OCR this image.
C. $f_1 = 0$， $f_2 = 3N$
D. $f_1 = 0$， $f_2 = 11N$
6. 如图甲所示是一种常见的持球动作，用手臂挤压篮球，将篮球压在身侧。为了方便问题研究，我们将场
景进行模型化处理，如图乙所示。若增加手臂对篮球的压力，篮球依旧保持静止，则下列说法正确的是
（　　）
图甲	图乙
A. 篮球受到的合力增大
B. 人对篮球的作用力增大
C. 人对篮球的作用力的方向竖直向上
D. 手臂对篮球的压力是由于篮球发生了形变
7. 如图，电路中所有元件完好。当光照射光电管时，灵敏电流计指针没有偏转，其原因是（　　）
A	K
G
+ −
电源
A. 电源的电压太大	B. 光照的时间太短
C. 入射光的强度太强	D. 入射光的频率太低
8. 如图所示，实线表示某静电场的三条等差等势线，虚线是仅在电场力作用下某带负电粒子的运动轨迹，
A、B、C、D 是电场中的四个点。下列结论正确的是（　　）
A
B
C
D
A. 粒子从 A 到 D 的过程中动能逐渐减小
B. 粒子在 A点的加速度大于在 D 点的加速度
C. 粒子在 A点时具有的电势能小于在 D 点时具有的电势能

▸ Problem to work on: Write the listing out again, exactly as shown above.

▸ Written response:
OCR this image.
C. $f_1 = 0$， $f_2 = 3N$
D. $f_1 = 0$， $f_2 = 11N$
6. 如图甲所示是一种常见的持球动作，用手臂挤压篮球，将篮球压在身侧。为了方便问题研究，我们将场
景进行模型化处理，如图乙所示。若增加手臂对篮球的压力，篮球依旧保持静止，则下列说法正确的是
（　　）
图甲	图乙
A. 篮球受到的合力增大
B. 人对篮球的作用力增大
C. 人对篮球的作用力的方向竖直向上
D. 手臂对篮球的压力是由于篮球发生了形变
7. 如图，电路中所有元件完好。当光照射光电管时，灵敏电流计指针没有偏转，其原因是（　　）
A	K
G
+ −
电源
A. 电源的电压太大	B. 光照的时间太短
C. 入射光的强度太强	D. 入射光的频率太低
8. 如图所示，实线表示某静电场的三条等差等势线，虚线是仅在电场力作用下某带负电粒子的运动轨迹，
A、B、C、D 是电场中的四个点。下列结论正确的是（　　）
A
B
C
D
A. 粒子从 A 到 D 的过程中动能逐渐减小
B. 粒子在 A点的加速度大于在 D 点的加速度
C. 粒子在 A点时具有的电势能小于在 D 点时具有的电势能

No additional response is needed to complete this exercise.